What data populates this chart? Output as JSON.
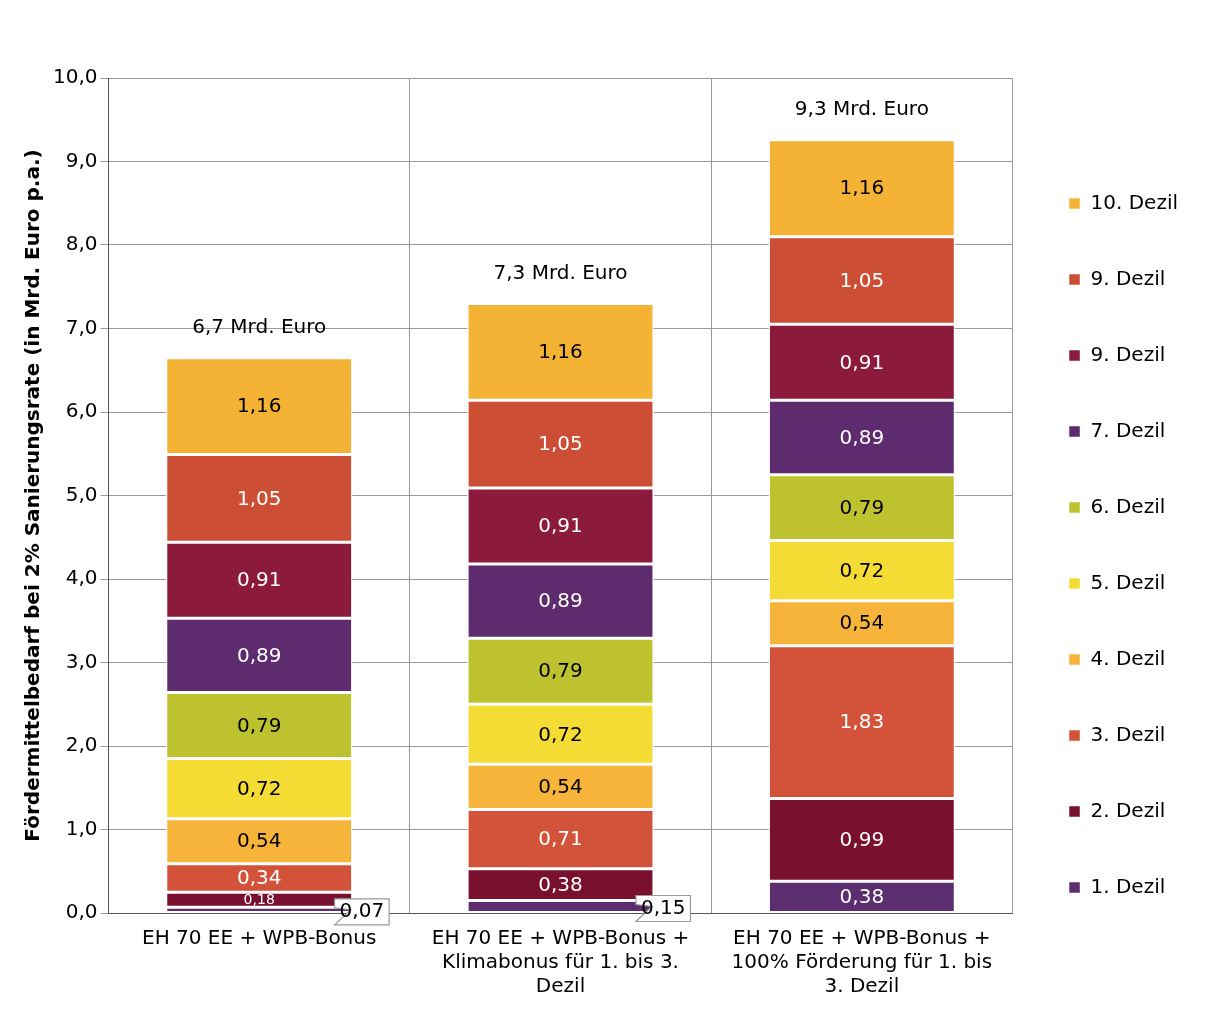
{
  "chart_data": {
    "type": "bar",
    "stacked": true,
    "ylabel": "Fördermittelbedarf bei 2% Sanierungsrate (in Mrd. Euro p.a.)",
    "categories": [
      "EH 70 EE + WPB-Bonus",
      "EH 70 EE + WPB-Bonus + Klimabonus für 1. bis 3. Dezil",
      "EH 70 EE + WPB-Bonus + 100% Förderung für 1. bis 3. Dezil"
    ],
    "series": [
      {
        "name": "1. Dezil",
        "color": "#5c2e6f",
        "values": [
          0.07,
          0.15,
          0.38
        ],
        "value_labels": [
          "0,07",
          "0,15",
          "0,38"
        ]
      },
      {
        "name": "2. Dezil",
        "color": "#7a1030",
        "values": [
          0.18,
          0.38,
          0.99
        ],
        "value_labels": [
          "0,18",
          "0,38",
          "0,99"
        ]
      },
      {
        "name": "3. Dezil",
        "color": "#d2533a",
        "values": [
          0.34,
          0.71,
          1.83
        ],
        "value_labels": [
          "0,34",
          "0,71",
          "1,83"
        ]
      },
      {
        "name": "4. Dezil",
        "color": "#f6b53a",
        "values": [
          0.54,
          0.54,
          0.54
        ],
        "value_labels": [
          "0,54",
          "0,54",
          "0,54"
        ]
      },
      {
        "name": "5. Dezil",
        "color": "#f4dc35",
        "values": [
          0.72,
          0.72,
          0.72
        ],
        "value_labels": [
          "0,72",
          "0,72",
          "0,72"
        ]
      },
      {
        "name": "6. Dezil",
        "color": "#bfc22f",
        "values": [
          0.79,
          0.79,
          0.79
        ],
        "value_labels": [
          "0,79",
          "0,79",
          "0,79"
        ]
      },
      {
        "name": "7. Dezil",
        "color": "#5e2b6e",
        "values": [
          0.89,
          0.89,
          0.89
        ],
        "value_labels": [
          "0,89",
          "0,89",
          "0,89"
        ]
      },
      {
        "name": "9. Dezil",
        "color": "#8b1a3c",
        "values": [
          0.91,
          0.91,
          0.91
        ],
        "value_labels": [
          "0,91",
          "0,91",
          "0,91"
        ]
      },
      {
        "name": "9. Dezil",
        "color": "#cc4e35",
        "values": [
          1.05,
          1.05,
          1.05
        ],
        "value_labels": [
          "1,05",
          "1,05",
          "1,05"
        ]
      },
      {
        "name": "10. Dezil",
        "color": "#f5b335",
        "values": [
          1.16,
          1.16,
          1.16
        ],
        "value_labels": [
          "1,16",
          "1,16",
          "1,16"
        ]
      }
    ],
    "totals": [
      "6,7 Mrd. Euro",
      "7,3 Mrd. Euro",
      "9,3 Mrd. Euro"
    ],
    "ylim": [
      0,
      10
    ],
    "yticks": [
      {
        "value": 0,
        "label": "0,0"
      },
      {
        "value": 1,
        "label": "1,0"
      },
      {
        "value": 2,
        "label": "2,0"
      },
      {
        "value": 3,
        "label": "3,0"
      },
      {
        "value": 4,
        "label": "4,0"
      },
      {
        "value": 5,
        "label": "5,0"
      },
      {
        "value": 6,
        "label": "6,0"
      },
      {
        "value": 7,
        "label": "7,0"
      },
      {
        "value": 8,
        "label": "8,0"
      },
      {
        "value": 9,
        "label": "9,0"
      },
      {
        "value": 10,
        "label": "10,0"
      }
    ],
    "grid": true,
    "legend": "right"
  }
}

┄┄┄┄┄┄

Using the listing above, return all lines where the word "color" occurs.

Exercise answer
        "color": "#5c2e6f",
        "color": "#7a1030",
        "color": "#d2533a",
        "color": "#f6b53a",
        "color": "#f4dc35",
        "color": "#bfc22f",
        "color": "#5e2b6e",
        "color": "#8b1a3c",
        "color": "#cc4e35",
        "color": "#f5b335",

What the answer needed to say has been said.